• **Exercise task**: Omit all pictures and give the records below again exactly as written.

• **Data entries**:
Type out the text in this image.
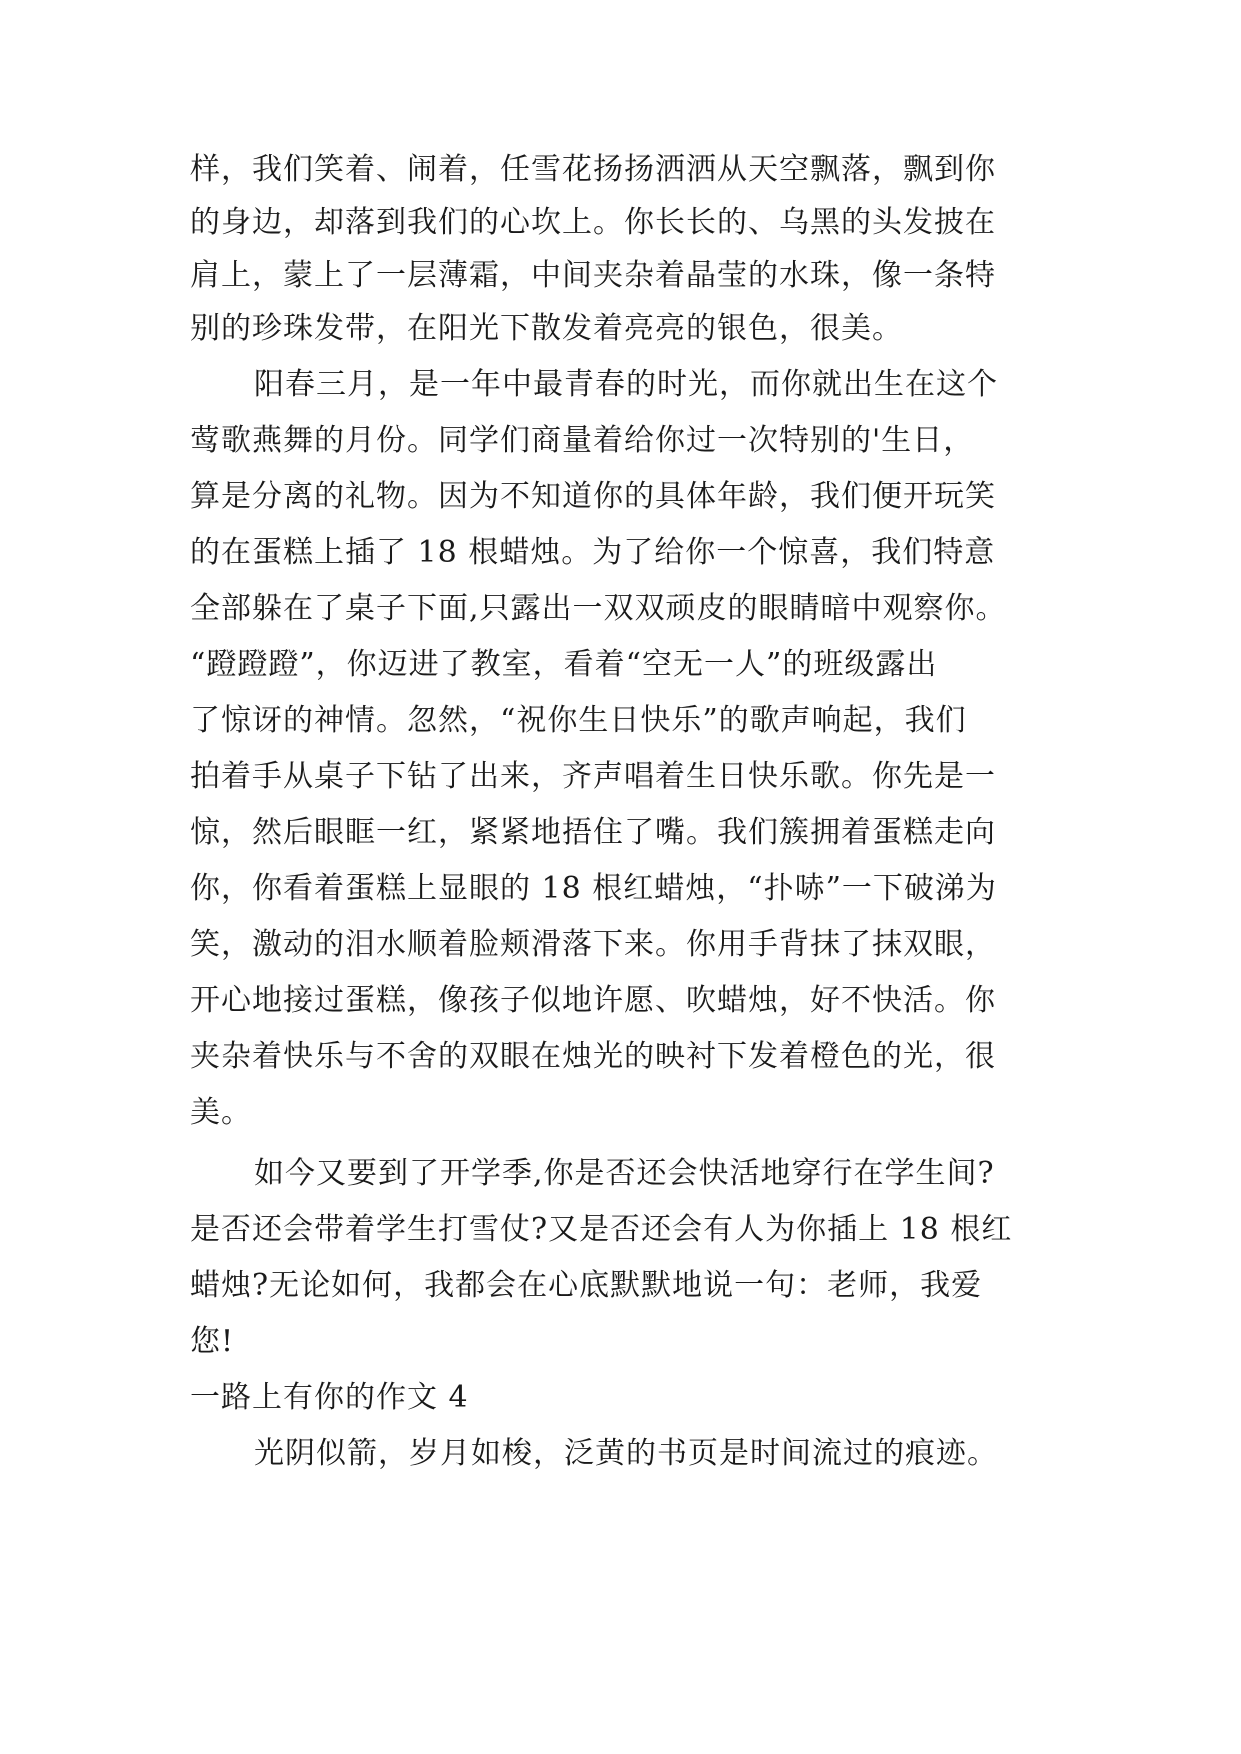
样，我们笑着、闹着，任雪花扬扬洒洒从天空飘落，飘到你

的身边，却落到我们的心坎上。你长长的、乌黑的头发披在

肩上，蒙上了一层薄霜，中间夹杂着晶莹的水珠，像一条特

别的珍珠发带，在阳光下散发着亮亮的银色，很美。

阳春三月，是一年中最青春的时光，而你就出生在这个

莺歌燕舞的月份。同学们商量着给你过一次特别的'生日，

算是分离的礼物。因为不知道你的具体年龄，我们便开玩笑

的在蛋糕上插了 18 根蜡烛。为了给你一个惊喜，我们特意

全部躲在了桌子下面,只露出一双双顽皮的眼睛暗中观察你。

“蹬蹬蹬”，你迈进了教室，看着“空无一人”的班级露出

了惊讶的神情。忽然，“祝你生日快乐”的歌声响起，我们

拍着手从桌子下钻了出来，齐声唱着生日快乐歌。你先是一

惊，然后眼眶一红，紧紧地捂住了嘴。我们簇拥着蛋糕走向

你，你看着蛋糕上显眼的 18 根红蜡烛，“扑哧”一下破涕为

笑，激动的泪水顺着脸颊滑落下来。你用手背抹了抹双眼，

开心地接过蛋糕，像孩子似地许愿、吹蜡烛，好不快活。你

夹杂着快乐与不舍的双眼在烛光的映衬下发着橙色的光，很

美。

如今又要到了开学季,你是否还会快活地穿行在学生间?

是否还会带着学生打雪仗?又是否还会有人为你插上 18 根红

蜡烛?无论如何，我都会在心底默默地说一句：老师，我爱

您!

一路上有你的作文 4

光阴似箭，岁月如梭，泛黄的书页是时间流过的痕迹。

• **In response**:
Type out the text in this image.
样，我们笑着、闹着，任雪花扬扬洒洒从天空飘落，飘到你

的身边，却落到我们的心坎上。你长长的、乌黑的头发披在

肩上，蒙上了一层薄霜，中间夹杂着晶莹的水珠，像一条特

别的珍珠发带，在阳光下散发着亮亮的银色，很美。

阳春三月，是一年中最青春的时光，而你就出生在这个

莺歌燕舞的月份。同学们商量着给你过一次特别的'生日，

算是分离的礼物。因为不知道你的具体年龄，我们便开玩笑

的在蛋糕上插了 18 根蜡烛。为了给你一个惊喜，我们特意

全部躲在了桌子下面,只露出一双双顽皮的眼睛暗中观察你。

“蹬蹬蹬”，你迈进了教室，看着“空无一人”的班级露出

了惊讶的神情。忽然，“祝你生日快乐”的歌声响起，我们

拍着手从桌子下钻了出来，齐声唱着生日快乐歌。你先是一

惊，然后眼眶一红，紧紧地捂住了嘴。我们簇拥着蛋糕走向

你，你看着蛋糕上显眼的 18 根红蜡烛，“扑哧”一下破涕为

笑，激动的泪水顺着脸颊滑落下来。你用手背抹了抹双眼，

开心地接过蛋糕，像孩子似地许愿、吹蜡烛，好不快活。你

夹杂着快乐与不舍的双眼在烛光的映衬下发着橙色的光，很

美。

如今又要到了开学季,你是否还会快活地穿行在学生间?

是否还会带着学生打雪仗?又是否还会有人为你插上 18 根红

蜡烛?无论如何，我都会在心底默默地说一句：老师，我爱

您!

一路上有你的作文 4

光阴似箭，岁月如梭，泛黄的书页是时间流过的痕迹。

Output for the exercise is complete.